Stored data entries
----

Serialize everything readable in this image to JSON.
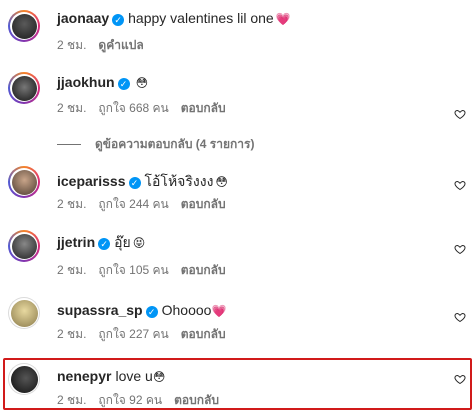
{
  "caption": {
    "username": "jaonaay",
    "text": "happy valentines lil one",
    "emoji": "💗",
    "time": "2 ชม.",
    "translate_label": "ดูคำแปล"
  },
  "comments": [
    {
      "username": "jjaokhun",
      "text": "",
      "emoji": "😳",
      "time": "2 ชม.",
      "likes": "ถูกใจ 668 คน",
      "reply_label": "ตอบกลับ",
      "view_replies": "ดูข้อความตอบกลับ (4 รายการ)"
    },
    {
      "username": "iceparisss",
      "text": "โอ้โห้จริงงง",
      "emoji": "😳",
      "time": "2 ชม.",
      "likes": "ถูกใจ 244 คน",
      "reply_label": "ตอบกลับ"
    },
    {
      "username": "jjetrin",
      "text": "อุ๊ย",
      "emoji": "😝",
      "time": "2 ชม.",
      "likes": "ถูกใจ 105 คน",
      "reply_label": "ตอบกลับ"
    },
    {
      "username": "supassra_sp",
      "text": "Ohoooo",
      "emoji": "💗",
      "time": "2 ชม.",
      "likes": "ถูกใจ 227 คน",
      "reply_label": "ตอบกลับ"
    },
    {
      "username": "nenepyr",
      "text": "love u",
      "emoji": "😳",
      "time": "2 ชม.",
      "likes": "ถูกใจ 92 คน",
      "reply_label": "ตอบกลับ"
    }
  ],
  "colors": {
    "verified": "#0095f6",
    "highlight": "#d11a1a",
    "meta_text": "#737373"
  }
}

----

_Problem description:_ Without the pictures, return all the records precisely as they stand.

_Output of the task:_
Serialize everything readable in this image to JSON.
{
  "caption": {
    "username": "jaonaay",
    "text": "happy valentines lil one",
    "emoji": "💗",
    "time": "2 ชม.",
    "translate_label": "ดูคำแปล"
  },
  "comments": [
    {
      "username": "jjaokhun",
      "text": "",
      "emoji": "😳",
      "time": "2 ชม.",
      "likes": "ถูกใจ 668 คน",
      "reply_label": "ตอบกลับ",
      "view_replies": "ดูข้อความตอบกลับ (4 รายการ)"
    },
    {
      "username": "iceparisss",
      "text": "โอ้โห้จริงงง",
      "emoji": "😳",
      "time": "2 ชม.",
      "likes": "ถูกใจ 244 คน",
      "reply_label": "ตอบกลับ"
    },
    {
      "username": "jjetrin",
      "text": "อุ๊ย",
      "emoji": "😝",
      "time": "2 ชม.",
      "likes": "ถูกใจ 105 คน",
      "reply_label": "ตอบกลับ"
    },
    {
      "username": "supassra_sp",
      "text": "Ohoooo",
      "emoji": "💗",
      "time": "2 ชม.",
      "likes": "ถูกใจ 227 คน",
      "reply_label": "ตอบกลับ"
    },
    {
      "username": "nenepyr",
      "text": "love u",
      "emoji": "😳",
      "time": "2 ชม.",
      "likes": "ถูกใจ 92 คน",
      "reply_label": "ตอบกลับ"
    }
  ],
  "colors": {
    "verified": "#0095f6",
    "highlight": "#d11a1a",
    "meta_text": "#737373"
  }
}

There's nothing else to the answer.